**What is needed**
Write every line of the material out exactly as shown.
[begin Given records]
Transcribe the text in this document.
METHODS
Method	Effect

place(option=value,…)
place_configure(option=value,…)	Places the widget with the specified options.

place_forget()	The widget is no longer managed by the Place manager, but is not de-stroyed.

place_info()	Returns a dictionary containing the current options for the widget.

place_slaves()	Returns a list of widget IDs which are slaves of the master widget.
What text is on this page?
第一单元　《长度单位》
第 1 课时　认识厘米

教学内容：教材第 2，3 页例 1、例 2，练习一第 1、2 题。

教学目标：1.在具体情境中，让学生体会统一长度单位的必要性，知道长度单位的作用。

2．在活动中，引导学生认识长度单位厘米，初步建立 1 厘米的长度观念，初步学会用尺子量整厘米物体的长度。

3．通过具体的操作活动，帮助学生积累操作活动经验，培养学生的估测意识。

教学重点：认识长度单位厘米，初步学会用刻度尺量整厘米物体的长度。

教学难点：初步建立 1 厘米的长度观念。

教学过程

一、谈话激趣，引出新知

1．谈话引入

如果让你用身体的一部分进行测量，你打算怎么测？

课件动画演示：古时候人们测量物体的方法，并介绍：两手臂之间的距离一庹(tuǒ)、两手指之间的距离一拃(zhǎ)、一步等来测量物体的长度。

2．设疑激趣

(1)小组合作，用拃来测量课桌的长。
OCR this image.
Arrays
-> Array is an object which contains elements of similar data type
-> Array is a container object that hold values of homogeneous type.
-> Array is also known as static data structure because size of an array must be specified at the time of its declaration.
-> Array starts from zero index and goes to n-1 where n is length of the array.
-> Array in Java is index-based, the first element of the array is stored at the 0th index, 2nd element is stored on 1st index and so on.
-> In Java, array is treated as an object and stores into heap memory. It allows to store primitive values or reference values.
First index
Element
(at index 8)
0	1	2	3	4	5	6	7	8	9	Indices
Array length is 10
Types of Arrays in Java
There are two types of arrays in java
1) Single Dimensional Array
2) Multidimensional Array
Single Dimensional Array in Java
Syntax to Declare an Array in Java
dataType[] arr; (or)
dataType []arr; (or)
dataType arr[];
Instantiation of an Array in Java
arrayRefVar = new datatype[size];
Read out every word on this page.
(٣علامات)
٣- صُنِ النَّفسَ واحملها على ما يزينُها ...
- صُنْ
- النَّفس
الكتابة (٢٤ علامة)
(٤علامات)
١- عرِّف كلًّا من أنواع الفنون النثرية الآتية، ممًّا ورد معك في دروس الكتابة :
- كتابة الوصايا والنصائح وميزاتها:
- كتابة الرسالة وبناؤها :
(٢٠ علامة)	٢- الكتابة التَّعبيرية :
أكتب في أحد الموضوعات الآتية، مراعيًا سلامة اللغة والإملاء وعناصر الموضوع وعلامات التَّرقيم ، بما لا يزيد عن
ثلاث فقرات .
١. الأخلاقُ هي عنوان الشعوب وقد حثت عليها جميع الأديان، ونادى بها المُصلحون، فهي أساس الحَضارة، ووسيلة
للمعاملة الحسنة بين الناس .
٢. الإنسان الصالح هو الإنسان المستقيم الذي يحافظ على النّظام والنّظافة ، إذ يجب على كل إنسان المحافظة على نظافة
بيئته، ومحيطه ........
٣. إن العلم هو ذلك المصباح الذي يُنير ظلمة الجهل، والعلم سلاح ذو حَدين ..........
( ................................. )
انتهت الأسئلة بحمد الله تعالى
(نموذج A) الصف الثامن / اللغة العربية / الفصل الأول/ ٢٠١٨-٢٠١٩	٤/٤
[end Given records]
**Result of the exercise**
Transcribe the text in this document.
METHODS
Method	Effect

place(option=value,…)
place_configure(option=value,…)	Places the widget with the specified options.

place_forget()	The widget is no longer managed by the Place manager, but is not de-stroyed.

place_info()	Returns a dictionary containing the current options for the widget.

place_slaves()	Returns a list of widget IDs which are slaves of the master widget.
What text is on this page?
第一单元　《长度单位》
第 1 课时　认识厘米

教学内容：教材第 2，3 页例 1、例 2，练习一第 1、2 题。

教学目标：1.在具体情境中，让学生体会统一长度单位的必要性，知道长度单位的作用。

2．在活动中，引导学生认识长度单位厘米，初步建立 1 厘米的长度观念，初步学会用尺子量整厘米物体的长度。

3．通过具体的操作活动，帮助学生积累操作活动经验，培养学生的估测意识。

教学重点：认识长度单位厘米，初步学会用刻度尺量整厘米物体的长度。

教学难点：初步建立 1 厘米的长度观念。

教学过程

一、谈话激趣，引出新知

1．谈话引入

如果让你用身体的一部分进行测量，你打算怎么测？

课件动画演示：古时候人们测量物体的方法，并介绍：两手臂之间的距离一庹(tuǒ)、两手指之间的距离一拃(zhǎ)、一步等来测量物体的长度。

2．设疑激趣

(1)小组合作，用拃来测量课桌的长。
OCR this image.
Arrays
-> Array is an object which contains elements of similar data type
-> Array is a container object that hold values of homogeneous type.
-> Array is also known as static data structure because size of an array must be specified at the time of its declaration.
-> Array starts from zero index and goes to n-1 where n is length of the array.
-> Array in Java is index-based, the first element of the array is stored at the 0th index, 2nd element is stored on 1st index and so on.
-> In Java, array is treated as an object and stores into heap memory. It allows to store primitive values or reference values.
First index
Element
(at index 8)
0	1	2	3	4	5	6	7	8	9	Indices
Array length is 10
Types of Arrays in Java
There are two types of arrays in java
1) Single Dimensional Array
2) Multidimensional Array
Single Dimensional Array in Java
Syntax to Declare an Array in Java
dataType[] arr; (or)
dataType []arr; (or)
dataType arr[];
Instantiation of an Array in Java
arrayRefVar = new datatype[size];
Read out every word on this page.
(٣علامات)
٣- صُنِ النَّفسَ واحملها على ما يزينُها ...
- صُنْ
- النَّفس
الكتابة (٢٤ علامة)
(٤علامات)
١- عرِّف كلًّا من أنواع الفنون النثرية الآتية، ممًّا ورد معك في دروس الكتابة :
- كتابة الوصايا والنصائح وميزاتها:
- كتابة الرسالة وبناؤها :
(٢٠ علامة)	٢- الكتابة التَّعبيرية :
أكتب في أحد الموضوعات الآتية، مراعيًا سلامة اللغة والإملاء وعناصر الموضوع وعلامات التَّرقيم ، بما لا يزيد عن
ثلاث فقرات .
١. الأخلاقُ هي عنوان الشعوب وقد حثت عليها جميع الأديان، ونادى بها المُصلحون، فهي أساس الحَضارة، ووسيلة
للمعاملة الحسنة بين الناس .
٢. الإنسان الصالح هو الإنسان المستقيم الذي يحافظ على النّظام والنّظافة ، إذ يجب على كل إنسان المحافظة على نظافة
بيئته، ومحيطه ........
٣. إن العلم هو ذلك المصباح الذي يُنير ظلمة الجهل، والعلم سلاح ذو حَدين ..........
( ................................. )
انتهت الأسئلة بحمد الله تعالى
(نموذج A) الصف الثامن / اللغة العربية / الفصل الأول/ ٢٠١٨-٢٠١٩	٤/٤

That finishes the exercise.